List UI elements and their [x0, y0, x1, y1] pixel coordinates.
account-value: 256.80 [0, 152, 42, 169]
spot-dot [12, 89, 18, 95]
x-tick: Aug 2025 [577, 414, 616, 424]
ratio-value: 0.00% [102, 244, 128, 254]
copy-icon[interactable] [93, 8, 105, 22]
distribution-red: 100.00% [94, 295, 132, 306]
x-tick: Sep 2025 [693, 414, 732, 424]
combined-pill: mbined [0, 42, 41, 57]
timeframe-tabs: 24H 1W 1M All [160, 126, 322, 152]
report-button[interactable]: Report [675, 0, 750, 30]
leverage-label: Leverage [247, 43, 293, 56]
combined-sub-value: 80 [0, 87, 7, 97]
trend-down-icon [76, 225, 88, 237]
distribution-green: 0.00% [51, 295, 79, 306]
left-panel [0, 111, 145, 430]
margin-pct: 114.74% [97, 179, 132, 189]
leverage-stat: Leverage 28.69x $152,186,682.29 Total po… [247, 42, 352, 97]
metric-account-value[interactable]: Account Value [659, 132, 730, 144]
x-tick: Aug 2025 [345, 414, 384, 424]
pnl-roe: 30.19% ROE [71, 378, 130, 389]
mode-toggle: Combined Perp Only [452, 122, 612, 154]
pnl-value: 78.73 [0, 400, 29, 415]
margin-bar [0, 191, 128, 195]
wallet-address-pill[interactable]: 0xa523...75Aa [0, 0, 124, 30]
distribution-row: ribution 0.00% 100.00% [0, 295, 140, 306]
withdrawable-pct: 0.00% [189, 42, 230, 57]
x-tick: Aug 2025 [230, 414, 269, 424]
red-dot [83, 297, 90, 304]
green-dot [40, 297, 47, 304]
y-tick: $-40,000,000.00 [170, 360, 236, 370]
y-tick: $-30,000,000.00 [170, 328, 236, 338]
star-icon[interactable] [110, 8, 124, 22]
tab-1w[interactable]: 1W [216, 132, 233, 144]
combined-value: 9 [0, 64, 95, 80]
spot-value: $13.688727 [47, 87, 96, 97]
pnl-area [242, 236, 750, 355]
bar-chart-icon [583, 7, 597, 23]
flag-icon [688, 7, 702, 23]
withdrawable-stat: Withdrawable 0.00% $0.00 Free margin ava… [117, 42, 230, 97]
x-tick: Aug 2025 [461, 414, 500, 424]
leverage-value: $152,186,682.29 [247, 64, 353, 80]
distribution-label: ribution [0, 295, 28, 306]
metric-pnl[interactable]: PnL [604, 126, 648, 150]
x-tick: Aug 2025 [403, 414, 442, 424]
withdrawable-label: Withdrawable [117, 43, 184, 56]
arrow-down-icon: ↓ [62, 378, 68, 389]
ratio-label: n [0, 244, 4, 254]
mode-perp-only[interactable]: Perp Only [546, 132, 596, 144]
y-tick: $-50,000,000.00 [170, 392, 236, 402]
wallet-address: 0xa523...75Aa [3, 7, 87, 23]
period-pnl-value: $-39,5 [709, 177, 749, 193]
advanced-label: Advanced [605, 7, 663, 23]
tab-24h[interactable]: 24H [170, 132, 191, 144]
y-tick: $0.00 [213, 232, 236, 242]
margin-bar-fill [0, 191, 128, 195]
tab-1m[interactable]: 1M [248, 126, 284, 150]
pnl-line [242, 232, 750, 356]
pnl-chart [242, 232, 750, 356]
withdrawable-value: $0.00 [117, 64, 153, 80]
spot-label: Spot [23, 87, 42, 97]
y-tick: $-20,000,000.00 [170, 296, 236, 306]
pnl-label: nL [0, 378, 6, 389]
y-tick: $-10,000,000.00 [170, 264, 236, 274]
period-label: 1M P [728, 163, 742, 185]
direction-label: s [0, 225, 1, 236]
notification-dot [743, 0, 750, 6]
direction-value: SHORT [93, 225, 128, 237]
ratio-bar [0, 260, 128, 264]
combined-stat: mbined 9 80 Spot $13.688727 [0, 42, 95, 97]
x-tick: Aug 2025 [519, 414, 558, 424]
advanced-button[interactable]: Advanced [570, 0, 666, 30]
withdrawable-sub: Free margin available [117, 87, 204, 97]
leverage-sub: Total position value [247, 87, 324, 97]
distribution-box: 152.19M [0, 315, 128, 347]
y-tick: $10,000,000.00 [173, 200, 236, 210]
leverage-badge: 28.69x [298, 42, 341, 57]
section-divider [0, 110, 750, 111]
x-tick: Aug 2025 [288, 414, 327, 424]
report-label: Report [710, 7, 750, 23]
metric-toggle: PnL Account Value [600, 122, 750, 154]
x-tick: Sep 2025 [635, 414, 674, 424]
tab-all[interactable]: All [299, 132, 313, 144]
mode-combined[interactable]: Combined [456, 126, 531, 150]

####################

▸ Work to be completed: Copy the records word for word, beginning with the first line and stopping after the line that contains "distribution-label: ribution [0, 295, 28, 306]".

▸ Response:
List UI elements and their [x0, y0, x1, y1] pixel coordinates.
account-value: 256.80 [0, 152, 42, 169]
spot-dot [12, 89, 18, 95]
x-tick: Aug 2025 [577, 414, 616, 424]
ratio-value: 0.00% [102, 244, 128, 254]
copy-icon[interactable] [93, 8, 105, 22]
distribution-red: 100.00% [94, 295, 132, 306]
x-tick: Sep 2025 [693, 414, 732, 424]
combined-pill: mbined [0, 42, 41, 57]
timeframe-tabs: 24H 1W 1M All [160, 126, 322, 152]
report-button[interactable]: Report [675, 0, 750, 30]
leverage-label: Leverage [247, 43, 293, 56]
combined-sub-value: 80 [0, 87, 7, 97]
trend-down-icon [76, 225, 88, 237]
distribution-green: 0.00% [51, 295, 79, 306]
left-panel [0, 111, 145, 430]
margin-pct: 114.74% [97, 179, 132, 189]
leverage-stat: Leverage 28.69x $152,186,682.29 Total po… [247, 42, 352, 97]
metric-account-value[interactable]: Account Value [659, 132, 730, 144]
x-tick: Aug 2025 [345, 414, 384, 424]
pnl-roe: 30.19% ROE [71, 378, 130, 389]
mode-toggle: Combined Perp Only [452, 122, 612, 154]
pnl-value: 78.73 [0, 400, 29, 415]
margin-bar [0, 191, 128, 195]
wallet-address-pill[interactable]: 0xa523...75Aa [0, 0, 124, 30]
distribution-row: ribution 0.00% 100.00% [0, 295, 140, 306]
withdrawable-pct: 0.00% [189, 42, 230, 57]
x-tick: Aug 2025 [230, 414, 269, 424]
red-dot [83, 297, 90, 304]
green-dot [40, 297, 47, 304]
y-tick: $-40,000,000.00 [170, 360, 236, 370]
y-tick: $-30,000,000.00 [170, 328, 236, 338]
star-icon[interactable] [110, 8, 124, 22]
tab-1w[interactable]: 1W [216, 132, 233, 144]
combined-value: 9 [0, 64, 95, 80]
spot-value: $13.688727 [47, 87, 96, 97]
pnl-area [242, 236, 750, 355]
bar-chart-icon [583, 7, 597, 23]
flag-icon [688, 7, 702, 23]
withdrawable-stat: Withdrawable 0.00% $0.00 Free margin ava… [117, 42, 230, 97]
x-tick: Aug 2025 [461, 414, 500, 424]
leverage-value: $152,186,682.29 [247, 64, 353, 80]
distribution-label: ribution [0, 295, 28, 306]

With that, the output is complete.